■ What you have to do:
Please return every line below, word for word and in the same order.

■ Annotated region listings:
>> begin

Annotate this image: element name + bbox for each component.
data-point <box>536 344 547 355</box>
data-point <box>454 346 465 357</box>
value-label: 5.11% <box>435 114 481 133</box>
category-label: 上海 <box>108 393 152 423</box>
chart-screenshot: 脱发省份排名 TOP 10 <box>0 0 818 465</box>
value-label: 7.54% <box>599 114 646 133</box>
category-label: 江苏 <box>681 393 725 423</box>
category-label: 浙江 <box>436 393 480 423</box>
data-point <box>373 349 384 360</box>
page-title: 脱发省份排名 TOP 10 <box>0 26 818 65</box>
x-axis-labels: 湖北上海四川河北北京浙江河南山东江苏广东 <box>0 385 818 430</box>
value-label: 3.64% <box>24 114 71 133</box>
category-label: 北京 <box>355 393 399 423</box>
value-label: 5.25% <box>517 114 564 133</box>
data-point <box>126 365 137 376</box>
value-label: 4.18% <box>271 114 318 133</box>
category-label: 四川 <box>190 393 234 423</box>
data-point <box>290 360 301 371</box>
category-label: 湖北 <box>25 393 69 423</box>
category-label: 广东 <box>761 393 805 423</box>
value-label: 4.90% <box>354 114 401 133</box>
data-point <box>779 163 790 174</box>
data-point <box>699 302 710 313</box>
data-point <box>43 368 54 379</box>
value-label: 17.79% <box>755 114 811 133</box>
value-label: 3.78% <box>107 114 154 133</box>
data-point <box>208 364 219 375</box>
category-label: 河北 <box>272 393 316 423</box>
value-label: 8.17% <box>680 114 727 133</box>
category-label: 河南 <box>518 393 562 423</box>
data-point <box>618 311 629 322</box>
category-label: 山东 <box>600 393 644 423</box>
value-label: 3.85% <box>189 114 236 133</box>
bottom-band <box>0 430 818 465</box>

>> end

■ Answer below:
Annotate this image: element name + bbox for each component.
data-point <box>536 344 547 355</box>
data-point <box>454 346 465 357</box>
value-label: 5.11% <box>435 114 481 133</box>
category-label: 上海 <box>108 393 152 423</box>
chart-screenshot: 脱发省份排名 TOP 10 <box>0 0 818 465</box>
value-label: 7.54% <box>599 114 646 133</box>
category-label: 江苏 <box>681 393 725 423</box>
category-label: 浙江 <box>436 393 480 423</box>
data-point <box>373 349 384 360</box>
page-title: 脱发省份排名 TOP 10 <box>0 26 818 65</box>
x-axis-labels: 湖北上海四川河北北京浙江河南山东江苏广东 <box>0 385 818 430</box>
value-label: 3.64% <box>24 114 71 133</box>
category-label: 北京 <box>355 393 399 423</box>
value-label: 5.25% <box>517 114 564 133</box>
data-point <box>126 365 137 376</box>
value-label: 4.18% <box>271 114 318 133</box>
category-label: 四川 <box>190 393 234 423</box>
data-point <box>290 360 301 371</box>
category-label: 湖北 <box>25 393 69 423</box>
category-label: 广东 <box>761 393 805 423</box>
value-label: 4.90% <box>354 114 401 133</box>
data-point <box>779 163 790 174</box>
data-point <box>699 302 710 313</box>
data-point <box>43 368 54 379</box>
value-label: 17.79% <box>755 114 811 133</box>
value-label: 3.78% <box>107 114 154 133</box>
data-point <box>208 364 219 375</box>
category-label: 河北 <box>272 393 316 423</box>
value-label: 8.17% <box>680 114 727 133</box>
category-label: 河南 <box>518 393 562 423</box>
data-point <box>618 311 629 322</box>
category-label: 山东 <box>600 393 644 423</box>
value-label: 3.85% <box>189 114 236 133</box>
bottom-band <box>0 430 818 465</box>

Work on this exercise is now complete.